* _What needs to be done_
Pull out every line with the word "Hauteur" from the entries below.

-.-.-

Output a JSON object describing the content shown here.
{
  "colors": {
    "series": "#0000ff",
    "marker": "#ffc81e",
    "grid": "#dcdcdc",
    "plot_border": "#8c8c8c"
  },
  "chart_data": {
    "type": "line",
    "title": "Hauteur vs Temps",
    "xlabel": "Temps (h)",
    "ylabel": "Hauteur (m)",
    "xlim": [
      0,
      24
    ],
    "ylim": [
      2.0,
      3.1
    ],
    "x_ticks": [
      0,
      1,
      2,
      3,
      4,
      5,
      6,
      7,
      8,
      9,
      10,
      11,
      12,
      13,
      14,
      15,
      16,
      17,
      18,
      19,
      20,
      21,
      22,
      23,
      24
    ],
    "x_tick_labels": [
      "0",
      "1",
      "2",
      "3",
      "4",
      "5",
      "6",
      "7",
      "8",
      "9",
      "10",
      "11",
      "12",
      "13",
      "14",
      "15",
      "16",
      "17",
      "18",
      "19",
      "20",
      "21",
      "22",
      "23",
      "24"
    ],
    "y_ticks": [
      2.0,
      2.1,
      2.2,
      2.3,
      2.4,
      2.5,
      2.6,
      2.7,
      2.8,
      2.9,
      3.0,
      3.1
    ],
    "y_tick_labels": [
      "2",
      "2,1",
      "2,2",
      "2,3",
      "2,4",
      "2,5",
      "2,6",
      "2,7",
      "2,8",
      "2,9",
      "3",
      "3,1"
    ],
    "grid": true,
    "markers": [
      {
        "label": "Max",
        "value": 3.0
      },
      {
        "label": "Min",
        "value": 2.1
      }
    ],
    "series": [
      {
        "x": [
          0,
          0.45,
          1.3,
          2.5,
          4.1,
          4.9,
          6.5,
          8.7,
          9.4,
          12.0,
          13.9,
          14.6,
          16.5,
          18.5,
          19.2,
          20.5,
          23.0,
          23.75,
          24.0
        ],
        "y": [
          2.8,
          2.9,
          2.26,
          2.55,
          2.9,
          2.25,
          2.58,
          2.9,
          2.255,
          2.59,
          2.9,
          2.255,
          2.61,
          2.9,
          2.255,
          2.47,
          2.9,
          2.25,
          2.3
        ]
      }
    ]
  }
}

-.-.-

* _Output below_
    "title": "Hauteur vs Temps",
    "ylabel": "Hauteur (m)",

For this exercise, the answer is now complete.